**Problem statement:** Below are records. Copy every line with "intracerebral" in it.

[Opening Material for the task section]

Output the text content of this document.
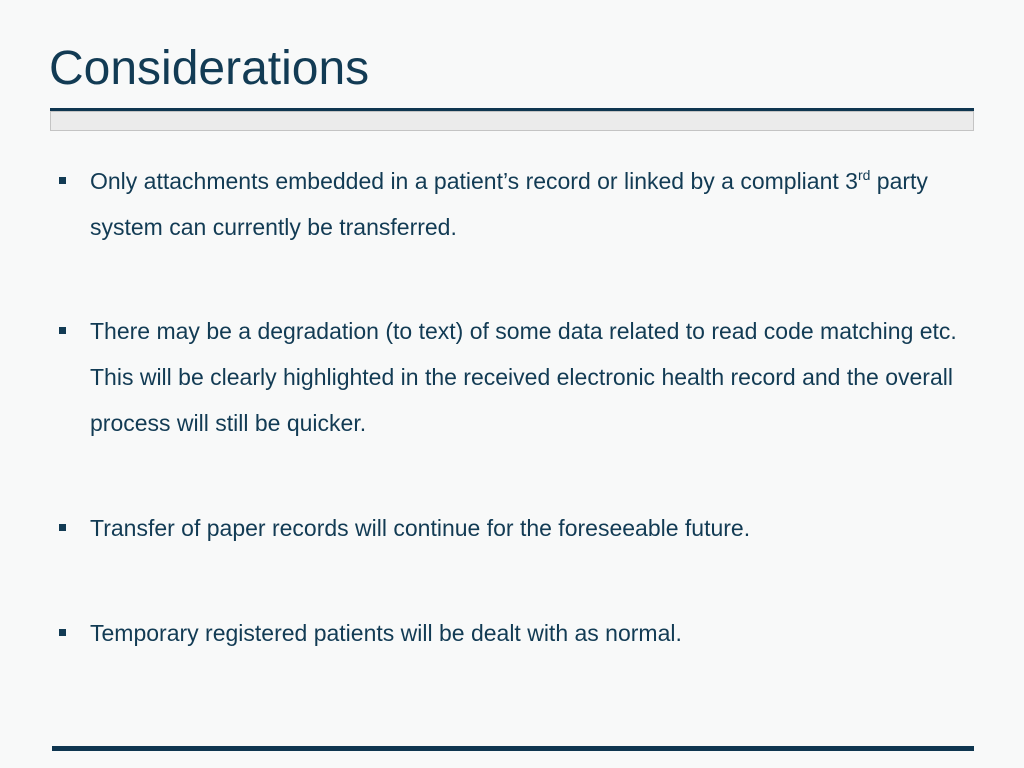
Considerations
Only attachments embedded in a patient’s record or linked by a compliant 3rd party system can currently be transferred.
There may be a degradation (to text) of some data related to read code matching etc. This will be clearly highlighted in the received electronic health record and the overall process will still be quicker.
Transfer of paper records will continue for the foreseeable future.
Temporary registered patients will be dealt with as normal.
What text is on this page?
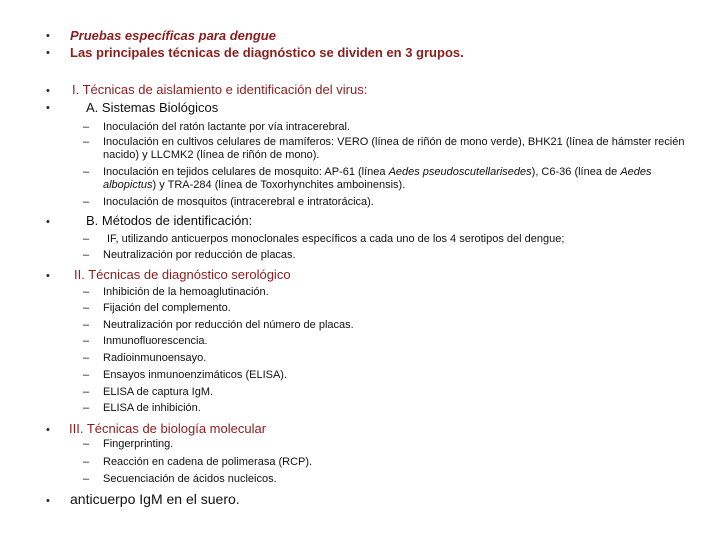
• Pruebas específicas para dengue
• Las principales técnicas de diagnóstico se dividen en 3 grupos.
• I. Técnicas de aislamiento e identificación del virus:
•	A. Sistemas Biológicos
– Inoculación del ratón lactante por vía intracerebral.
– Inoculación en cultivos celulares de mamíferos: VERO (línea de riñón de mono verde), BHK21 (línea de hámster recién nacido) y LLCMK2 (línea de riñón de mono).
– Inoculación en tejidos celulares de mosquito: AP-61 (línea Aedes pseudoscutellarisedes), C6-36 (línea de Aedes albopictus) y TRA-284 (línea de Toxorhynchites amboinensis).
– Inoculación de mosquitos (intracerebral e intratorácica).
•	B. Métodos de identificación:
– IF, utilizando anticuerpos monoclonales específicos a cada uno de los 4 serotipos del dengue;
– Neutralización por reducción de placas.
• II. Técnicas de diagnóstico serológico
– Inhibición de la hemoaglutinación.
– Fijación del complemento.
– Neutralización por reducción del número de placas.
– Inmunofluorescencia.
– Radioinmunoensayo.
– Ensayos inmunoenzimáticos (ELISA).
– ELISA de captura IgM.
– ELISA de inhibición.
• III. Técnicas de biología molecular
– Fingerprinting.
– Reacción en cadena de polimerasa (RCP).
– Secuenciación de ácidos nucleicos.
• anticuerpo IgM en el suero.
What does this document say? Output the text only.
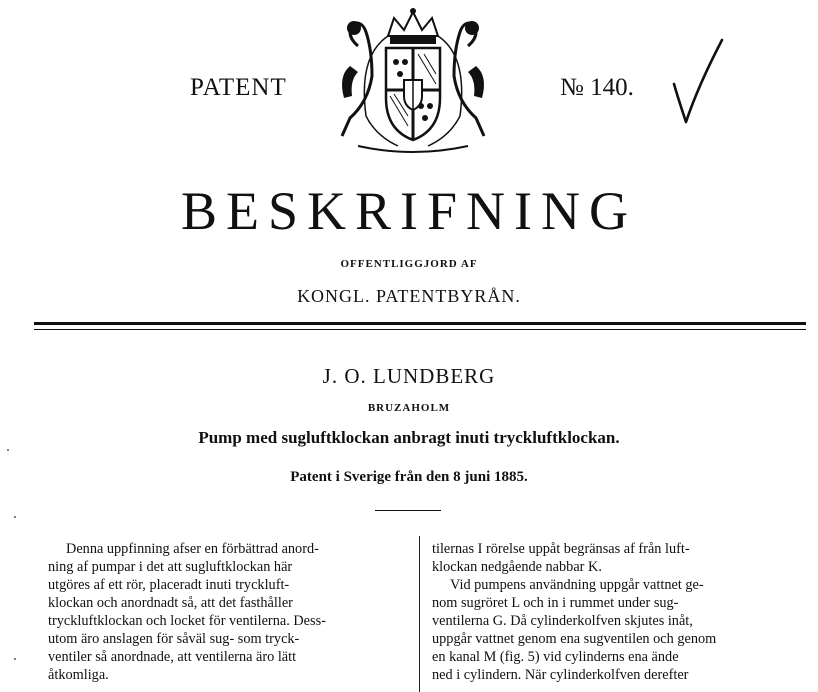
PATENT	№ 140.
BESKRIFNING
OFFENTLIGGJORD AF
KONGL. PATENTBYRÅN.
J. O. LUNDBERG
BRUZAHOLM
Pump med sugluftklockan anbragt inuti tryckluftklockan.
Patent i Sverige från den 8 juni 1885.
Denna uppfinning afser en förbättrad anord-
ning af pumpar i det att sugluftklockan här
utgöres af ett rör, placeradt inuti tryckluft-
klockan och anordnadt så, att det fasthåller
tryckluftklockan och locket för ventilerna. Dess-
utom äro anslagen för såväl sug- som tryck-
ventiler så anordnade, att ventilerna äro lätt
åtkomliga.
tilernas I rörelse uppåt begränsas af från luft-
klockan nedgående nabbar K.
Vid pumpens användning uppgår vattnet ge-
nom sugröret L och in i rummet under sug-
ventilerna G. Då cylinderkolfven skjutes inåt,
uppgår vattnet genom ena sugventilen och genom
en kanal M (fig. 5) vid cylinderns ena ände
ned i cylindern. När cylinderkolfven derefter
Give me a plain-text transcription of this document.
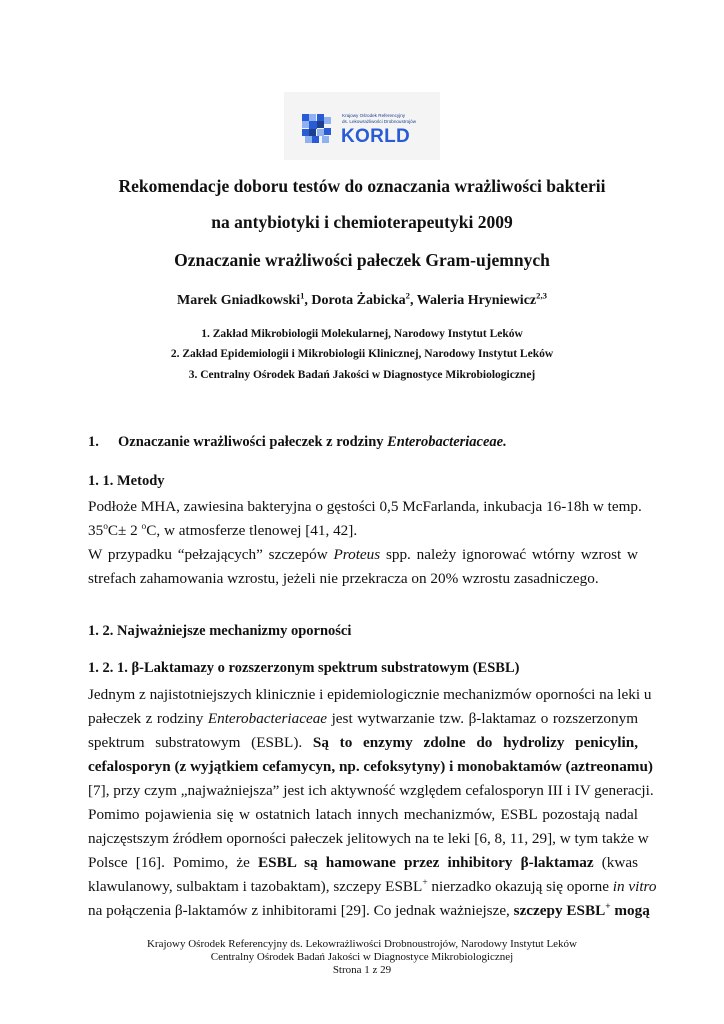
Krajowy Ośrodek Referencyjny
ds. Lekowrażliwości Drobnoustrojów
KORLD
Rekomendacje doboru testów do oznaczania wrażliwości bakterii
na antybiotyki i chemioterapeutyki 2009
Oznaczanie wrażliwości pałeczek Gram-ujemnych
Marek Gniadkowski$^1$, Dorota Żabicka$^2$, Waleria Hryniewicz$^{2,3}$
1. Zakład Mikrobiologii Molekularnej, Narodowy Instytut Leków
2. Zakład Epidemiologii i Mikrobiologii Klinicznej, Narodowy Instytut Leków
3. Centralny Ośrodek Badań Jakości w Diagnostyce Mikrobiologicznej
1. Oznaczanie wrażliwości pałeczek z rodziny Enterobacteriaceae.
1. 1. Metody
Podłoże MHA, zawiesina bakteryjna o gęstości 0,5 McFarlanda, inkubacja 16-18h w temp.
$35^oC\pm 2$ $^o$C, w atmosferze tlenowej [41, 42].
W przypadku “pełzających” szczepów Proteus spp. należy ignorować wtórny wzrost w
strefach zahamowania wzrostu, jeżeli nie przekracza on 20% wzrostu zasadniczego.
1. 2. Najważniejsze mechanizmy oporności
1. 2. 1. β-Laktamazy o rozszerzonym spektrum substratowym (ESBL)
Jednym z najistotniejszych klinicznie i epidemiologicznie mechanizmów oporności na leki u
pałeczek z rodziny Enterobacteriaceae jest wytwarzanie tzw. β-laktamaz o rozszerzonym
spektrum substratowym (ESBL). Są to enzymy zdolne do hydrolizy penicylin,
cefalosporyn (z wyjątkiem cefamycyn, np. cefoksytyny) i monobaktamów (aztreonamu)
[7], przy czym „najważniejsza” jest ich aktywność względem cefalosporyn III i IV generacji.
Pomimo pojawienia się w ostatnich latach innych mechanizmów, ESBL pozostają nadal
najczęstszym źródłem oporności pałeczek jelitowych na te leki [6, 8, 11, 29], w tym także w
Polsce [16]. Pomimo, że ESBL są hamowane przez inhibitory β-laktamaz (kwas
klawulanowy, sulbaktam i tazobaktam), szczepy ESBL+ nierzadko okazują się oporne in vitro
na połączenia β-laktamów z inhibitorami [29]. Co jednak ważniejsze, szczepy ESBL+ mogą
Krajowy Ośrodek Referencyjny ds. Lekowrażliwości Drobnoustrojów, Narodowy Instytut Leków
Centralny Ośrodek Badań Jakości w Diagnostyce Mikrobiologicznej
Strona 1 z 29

[Closing Material for the task section]

**Final answer:**
– Inoculación del ratón lactante por vía intracerebral.
– Inoculación de mosquitos (intracerebral e intratorácica).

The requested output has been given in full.